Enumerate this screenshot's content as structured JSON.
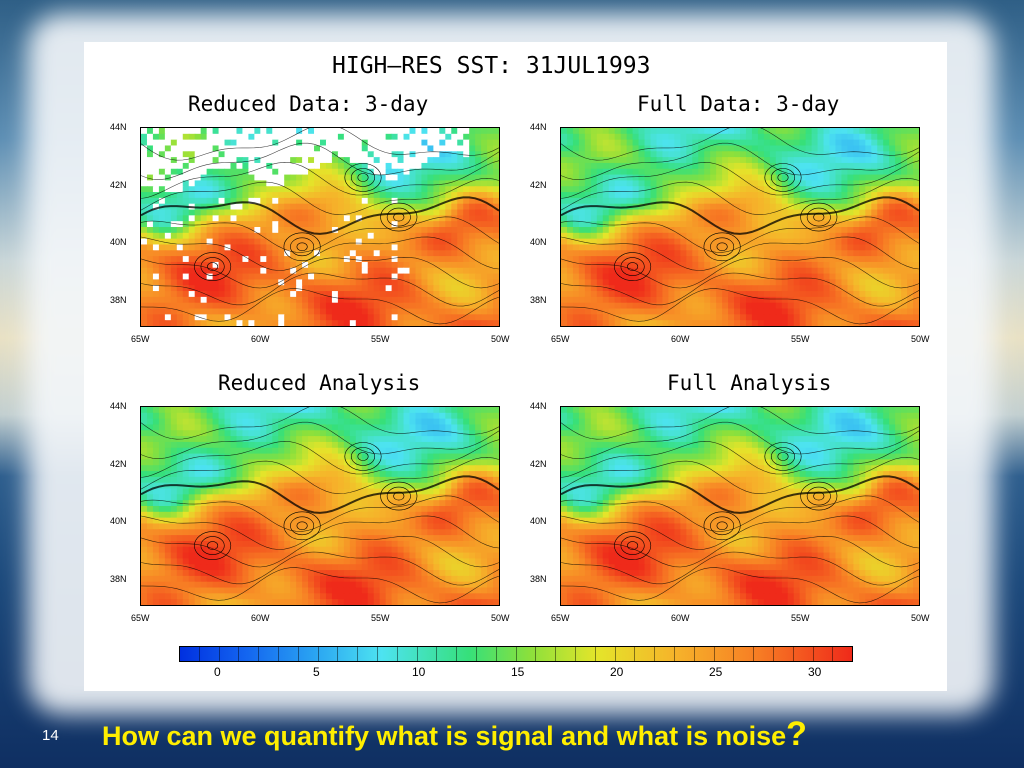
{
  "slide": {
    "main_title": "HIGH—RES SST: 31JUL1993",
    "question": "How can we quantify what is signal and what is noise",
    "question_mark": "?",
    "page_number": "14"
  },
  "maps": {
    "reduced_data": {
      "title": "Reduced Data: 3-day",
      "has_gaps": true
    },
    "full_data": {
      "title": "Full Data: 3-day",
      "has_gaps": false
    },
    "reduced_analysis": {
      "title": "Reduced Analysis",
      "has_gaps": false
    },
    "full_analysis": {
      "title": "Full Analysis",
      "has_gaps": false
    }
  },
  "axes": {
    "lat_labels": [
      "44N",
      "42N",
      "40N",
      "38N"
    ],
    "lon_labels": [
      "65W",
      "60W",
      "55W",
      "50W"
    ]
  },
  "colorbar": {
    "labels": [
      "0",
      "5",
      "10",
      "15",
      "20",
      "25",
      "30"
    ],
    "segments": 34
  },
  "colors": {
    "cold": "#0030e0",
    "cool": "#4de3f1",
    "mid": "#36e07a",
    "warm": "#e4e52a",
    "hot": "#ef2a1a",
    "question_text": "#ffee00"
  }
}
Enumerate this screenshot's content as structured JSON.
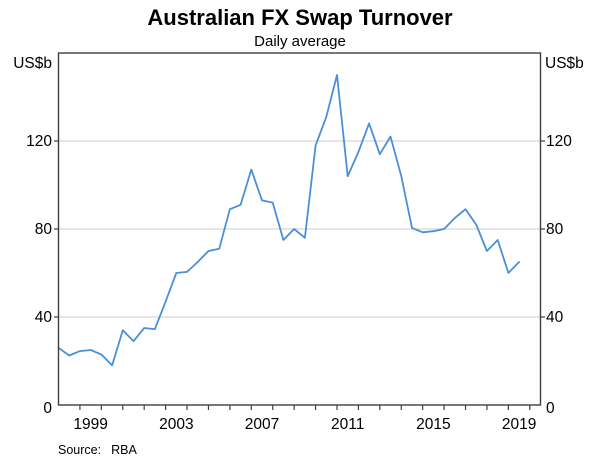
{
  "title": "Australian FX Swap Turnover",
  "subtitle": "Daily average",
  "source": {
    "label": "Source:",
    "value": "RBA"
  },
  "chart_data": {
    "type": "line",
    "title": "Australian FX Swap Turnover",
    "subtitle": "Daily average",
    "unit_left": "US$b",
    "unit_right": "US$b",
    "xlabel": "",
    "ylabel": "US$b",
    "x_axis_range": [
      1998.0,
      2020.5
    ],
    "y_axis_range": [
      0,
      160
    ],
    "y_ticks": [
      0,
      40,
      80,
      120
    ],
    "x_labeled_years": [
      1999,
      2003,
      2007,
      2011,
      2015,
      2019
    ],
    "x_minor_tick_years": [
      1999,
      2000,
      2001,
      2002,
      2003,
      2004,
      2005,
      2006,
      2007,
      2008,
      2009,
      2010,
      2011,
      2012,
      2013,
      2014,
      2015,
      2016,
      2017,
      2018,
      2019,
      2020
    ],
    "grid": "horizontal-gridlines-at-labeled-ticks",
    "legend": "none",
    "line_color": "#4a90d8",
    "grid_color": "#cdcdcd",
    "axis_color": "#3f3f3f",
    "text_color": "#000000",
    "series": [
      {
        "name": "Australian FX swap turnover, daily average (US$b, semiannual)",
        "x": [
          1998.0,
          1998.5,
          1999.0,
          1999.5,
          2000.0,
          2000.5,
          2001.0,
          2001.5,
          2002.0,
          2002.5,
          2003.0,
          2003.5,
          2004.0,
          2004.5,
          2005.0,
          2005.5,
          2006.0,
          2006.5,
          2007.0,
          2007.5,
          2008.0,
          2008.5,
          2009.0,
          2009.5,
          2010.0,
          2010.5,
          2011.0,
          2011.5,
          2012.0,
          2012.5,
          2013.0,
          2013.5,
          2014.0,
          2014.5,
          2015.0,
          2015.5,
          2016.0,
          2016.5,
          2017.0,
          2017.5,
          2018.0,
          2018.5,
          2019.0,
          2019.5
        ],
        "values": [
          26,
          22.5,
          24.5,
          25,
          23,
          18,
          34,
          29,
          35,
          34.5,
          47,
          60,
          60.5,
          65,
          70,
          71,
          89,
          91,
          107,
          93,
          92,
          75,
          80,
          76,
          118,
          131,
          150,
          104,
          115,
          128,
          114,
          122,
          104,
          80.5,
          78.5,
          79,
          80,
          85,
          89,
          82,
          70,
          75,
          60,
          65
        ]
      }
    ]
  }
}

==

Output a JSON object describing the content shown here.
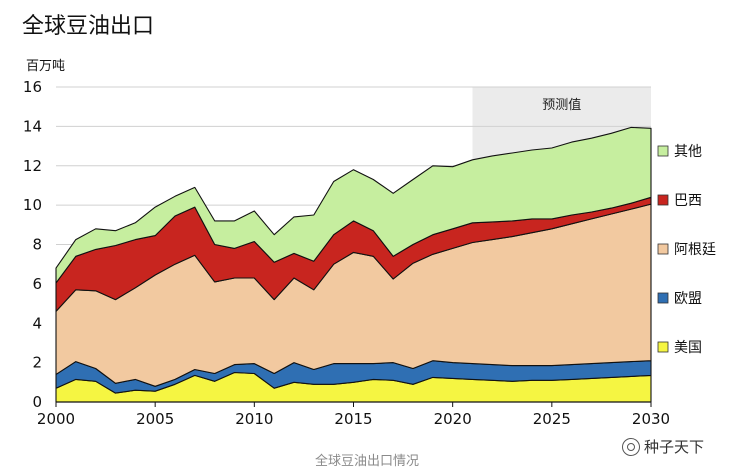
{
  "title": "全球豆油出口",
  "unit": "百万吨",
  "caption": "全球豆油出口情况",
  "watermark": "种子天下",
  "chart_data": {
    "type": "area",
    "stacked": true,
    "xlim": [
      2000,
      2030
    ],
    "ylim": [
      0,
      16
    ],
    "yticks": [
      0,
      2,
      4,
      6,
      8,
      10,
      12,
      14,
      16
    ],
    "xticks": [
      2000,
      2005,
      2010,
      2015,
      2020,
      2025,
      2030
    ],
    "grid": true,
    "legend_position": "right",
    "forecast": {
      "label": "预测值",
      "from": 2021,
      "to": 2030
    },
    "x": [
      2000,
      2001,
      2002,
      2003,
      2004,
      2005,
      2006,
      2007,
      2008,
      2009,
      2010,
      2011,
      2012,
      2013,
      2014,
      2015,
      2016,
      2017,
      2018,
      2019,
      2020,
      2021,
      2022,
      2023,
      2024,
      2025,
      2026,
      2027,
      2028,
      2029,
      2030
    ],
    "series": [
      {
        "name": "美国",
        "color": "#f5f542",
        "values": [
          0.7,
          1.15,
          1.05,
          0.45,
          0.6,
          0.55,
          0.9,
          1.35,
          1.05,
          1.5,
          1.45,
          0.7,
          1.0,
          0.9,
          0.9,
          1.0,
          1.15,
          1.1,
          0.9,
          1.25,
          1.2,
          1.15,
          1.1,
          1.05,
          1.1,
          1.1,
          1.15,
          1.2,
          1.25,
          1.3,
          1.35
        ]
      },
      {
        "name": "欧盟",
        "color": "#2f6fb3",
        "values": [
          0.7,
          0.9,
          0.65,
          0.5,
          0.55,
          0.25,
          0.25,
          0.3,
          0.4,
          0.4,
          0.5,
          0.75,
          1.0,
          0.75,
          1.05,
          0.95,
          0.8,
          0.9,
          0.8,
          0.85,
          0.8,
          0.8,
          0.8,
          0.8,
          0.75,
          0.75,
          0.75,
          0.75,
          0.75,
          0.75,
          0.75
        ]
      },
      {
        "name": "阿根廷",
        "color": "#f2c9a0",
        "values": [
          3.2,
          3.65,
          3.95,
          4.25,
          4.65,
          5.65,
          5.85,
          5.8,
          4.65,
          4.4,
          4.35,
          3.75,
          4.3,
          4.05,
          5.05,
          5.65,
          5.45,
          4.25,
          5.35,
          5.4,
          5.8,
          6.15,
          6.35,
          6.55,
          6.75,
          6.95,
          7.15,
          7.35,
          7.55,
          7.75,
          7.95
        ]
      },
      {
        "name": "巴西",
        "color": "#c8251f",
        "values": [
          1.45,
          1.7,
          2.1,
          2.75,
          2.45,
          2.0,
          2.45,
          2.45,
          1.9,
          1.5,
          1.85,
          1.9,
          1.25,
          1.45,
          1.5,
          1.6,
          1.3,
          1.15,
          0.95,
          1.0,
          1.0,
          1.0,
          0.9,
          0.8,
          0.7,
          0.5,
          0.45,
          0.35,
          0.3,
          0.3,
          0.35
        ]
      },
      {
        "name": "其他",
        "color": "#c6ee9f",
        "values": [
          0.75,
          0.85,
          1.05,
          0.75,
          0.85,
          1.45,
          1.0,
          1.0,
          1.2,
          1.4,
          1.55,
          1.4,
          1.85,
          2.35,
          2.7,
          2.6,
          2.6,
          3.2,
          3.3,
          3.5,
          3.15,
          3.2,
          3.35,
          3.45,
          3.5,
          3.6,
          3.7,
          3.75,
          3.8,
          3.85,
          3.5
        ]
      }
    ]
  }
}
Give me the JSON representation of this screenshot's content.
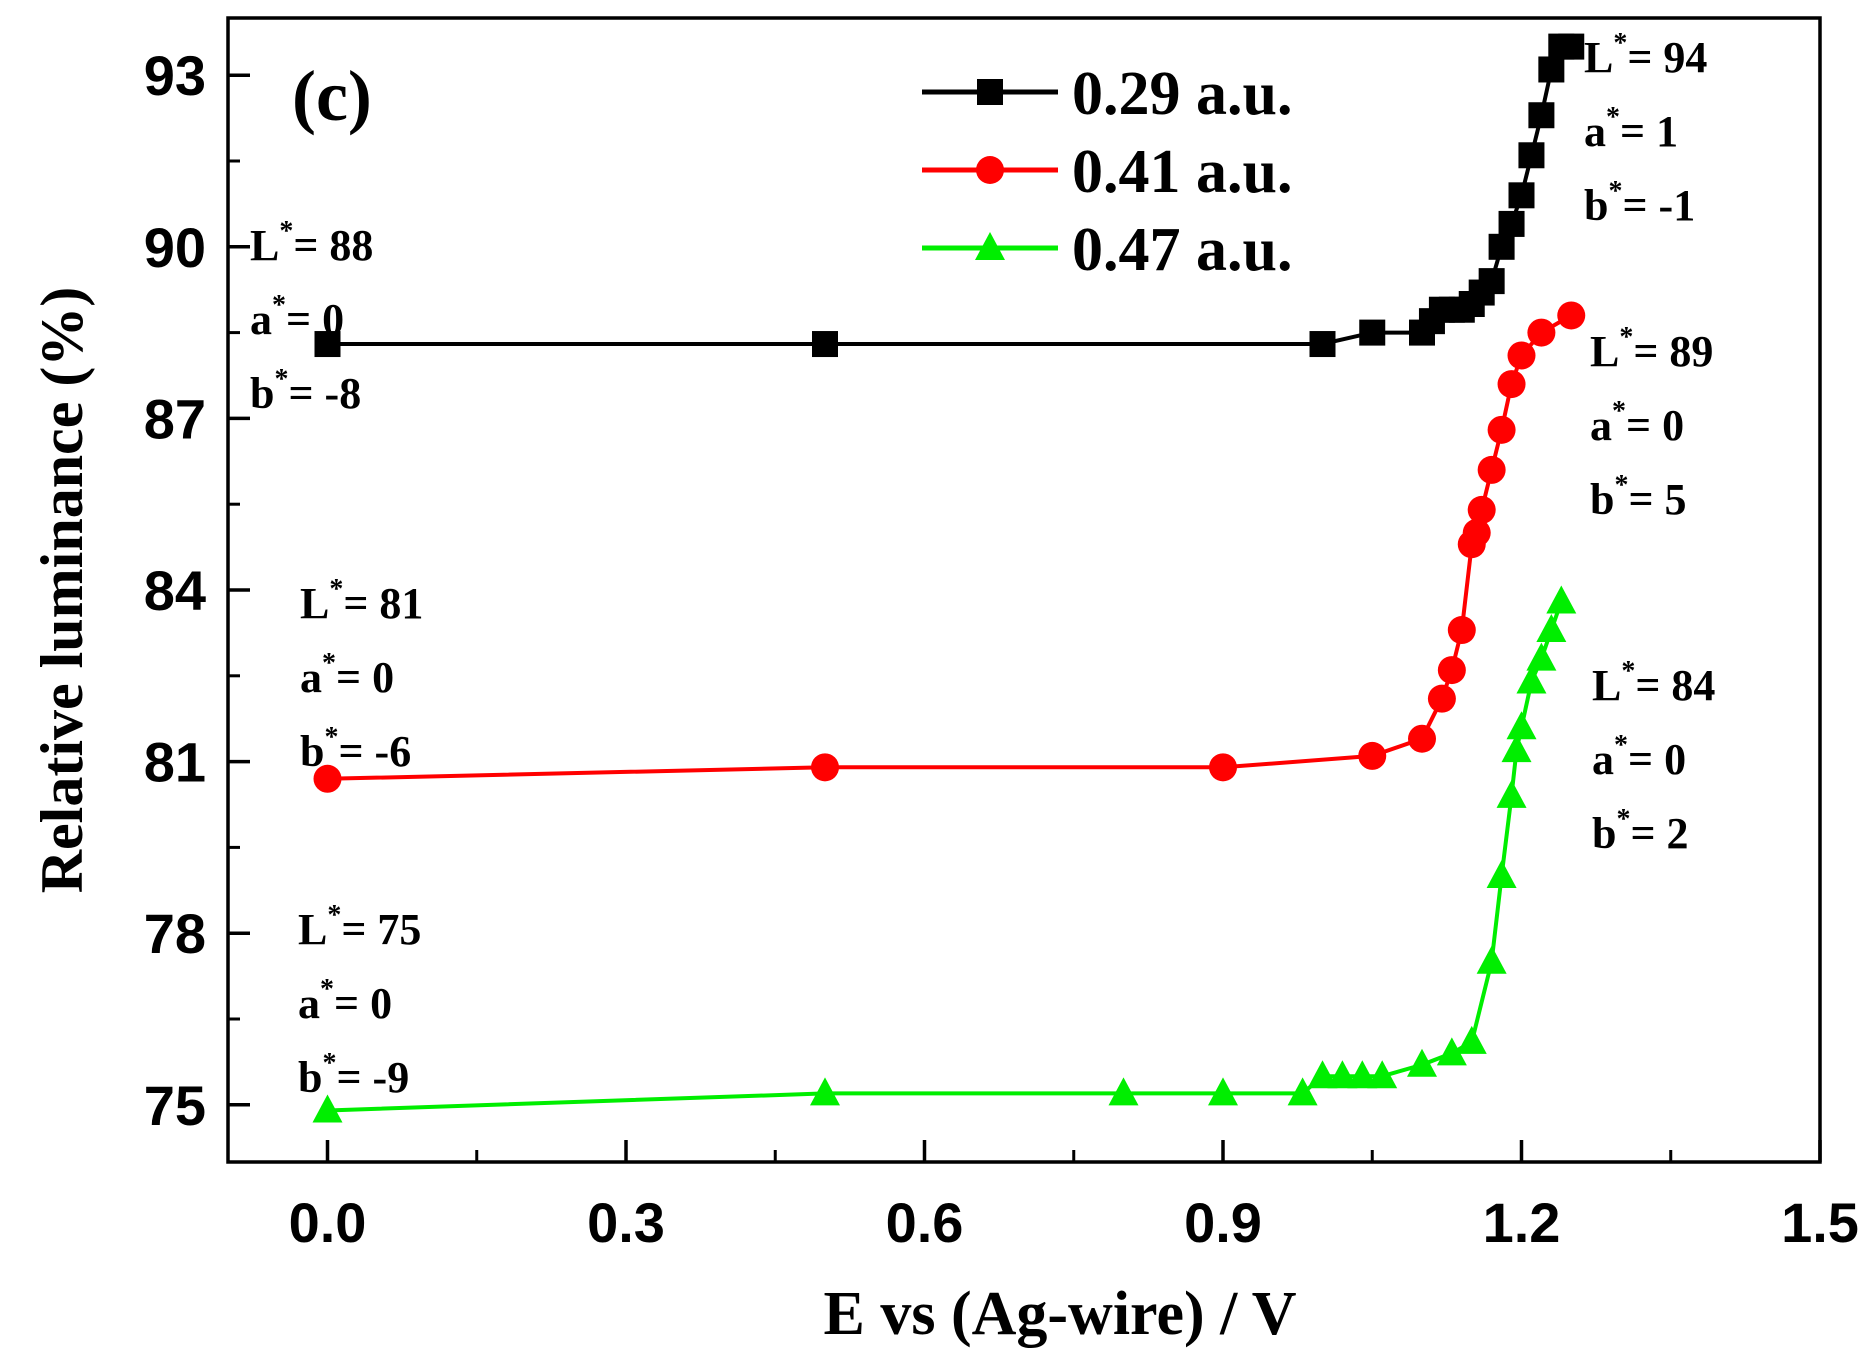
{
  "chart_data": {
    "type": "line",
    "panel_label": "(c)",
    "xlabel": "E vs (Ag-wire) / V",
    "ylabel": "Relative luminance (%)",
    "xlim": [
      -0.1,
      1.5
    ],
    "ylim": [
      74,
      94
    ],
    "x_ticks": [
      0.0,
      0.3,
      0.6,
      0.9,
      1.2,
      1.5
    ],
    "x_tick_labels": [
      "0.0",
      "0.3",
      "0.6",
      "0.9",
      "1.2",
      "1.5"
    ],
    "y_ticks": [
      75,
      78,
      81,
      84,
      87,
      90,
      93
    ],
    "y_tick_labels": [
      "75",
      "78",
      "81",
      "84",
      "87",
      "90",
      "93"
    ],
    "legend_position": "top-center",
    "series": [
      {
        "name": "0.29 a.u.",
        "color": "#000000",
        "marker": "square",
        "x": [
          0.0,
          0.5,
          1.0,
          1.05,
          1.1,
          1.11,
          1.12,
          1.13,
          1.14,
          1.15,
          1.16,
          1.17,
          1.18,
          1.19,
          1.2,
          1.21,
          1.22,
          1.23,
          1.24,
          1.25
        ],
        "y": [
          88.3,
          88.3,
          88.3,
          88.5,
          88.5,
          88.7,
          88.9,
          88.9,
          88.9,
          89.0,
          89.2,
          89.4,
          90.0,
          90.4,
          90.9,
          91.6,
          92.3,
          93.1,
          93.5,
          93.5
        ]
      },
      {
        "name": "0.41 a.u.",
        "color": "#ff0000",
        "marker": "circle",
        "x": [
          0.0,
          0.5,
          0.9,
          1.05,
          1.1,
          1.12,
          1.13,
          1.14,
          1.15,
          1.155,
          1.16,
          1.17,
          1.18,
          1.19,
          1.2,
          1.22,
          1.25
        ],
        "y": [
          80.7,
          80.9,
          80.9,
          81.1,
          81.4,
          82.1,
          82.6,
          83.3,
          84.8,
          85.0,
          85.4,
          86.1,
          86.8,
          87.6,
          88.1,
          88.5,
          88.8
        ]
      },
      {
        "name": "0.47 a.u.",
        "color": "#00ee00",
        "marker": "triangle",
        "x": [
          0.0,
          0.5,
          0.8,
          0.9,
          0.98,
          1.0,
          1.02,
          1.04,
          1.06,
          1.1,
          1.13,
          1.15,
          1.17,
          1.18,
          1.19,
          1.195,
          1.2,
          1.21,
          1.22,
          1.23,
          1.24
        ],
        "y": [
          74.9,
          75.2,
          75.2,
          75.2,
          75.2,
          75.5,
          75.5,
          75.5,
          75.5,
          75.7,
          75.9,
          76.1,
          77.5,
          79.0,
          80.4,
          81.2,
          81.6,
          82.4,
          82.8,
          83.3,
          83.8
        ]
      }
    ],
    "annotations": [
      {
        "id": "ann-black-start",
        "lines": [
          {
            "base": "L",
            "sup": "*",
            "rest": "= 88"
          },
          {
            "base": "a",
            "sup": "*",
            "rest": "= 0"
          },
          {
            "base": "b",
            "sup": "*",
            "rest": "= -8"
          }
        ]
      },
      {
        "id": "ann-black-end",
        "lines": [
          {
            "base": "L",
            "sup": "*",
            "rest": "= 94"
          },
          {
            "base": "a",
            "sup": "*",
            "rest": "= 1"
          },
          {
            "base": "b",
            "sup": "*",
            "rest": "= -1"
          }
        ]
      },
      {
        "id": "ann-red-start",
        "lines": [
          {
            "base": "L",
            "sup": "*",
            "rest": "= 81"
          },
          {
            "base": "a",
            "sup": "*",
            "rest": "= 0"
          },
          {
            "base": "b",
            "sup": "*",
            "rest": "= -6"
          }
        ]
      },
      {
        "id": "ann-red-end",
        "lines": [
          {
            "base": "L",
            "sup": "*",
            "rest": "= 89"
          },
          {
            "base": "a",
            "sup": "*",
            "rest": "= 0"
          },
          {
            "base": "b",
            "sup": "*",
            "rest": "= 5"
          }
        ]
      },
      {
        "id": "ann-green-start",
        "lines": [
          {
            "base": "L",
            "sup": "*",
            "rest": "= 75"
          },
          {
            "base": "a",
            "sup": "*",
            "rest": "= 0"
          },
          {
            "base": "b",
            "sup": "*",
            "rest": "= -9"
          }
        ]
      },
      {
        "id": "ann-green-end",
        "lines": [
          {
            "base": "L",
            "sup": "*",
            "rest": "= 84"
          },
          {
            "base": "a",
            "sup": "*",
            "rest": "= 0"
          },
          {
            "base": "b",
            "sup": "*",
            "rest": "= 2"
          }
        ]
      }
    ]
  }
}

- _TASK PROMPT_: Check each line of the entries for the string "content". Copy the lines that have it.

- _TASK SOLUTION_:
Enumerate this screenshot's content as structured JSON.
Enumerate this screenshot's content as structured JSON.
Output a JSON object describing the content shown here.
Give me the JSON representation of this screenshot's content.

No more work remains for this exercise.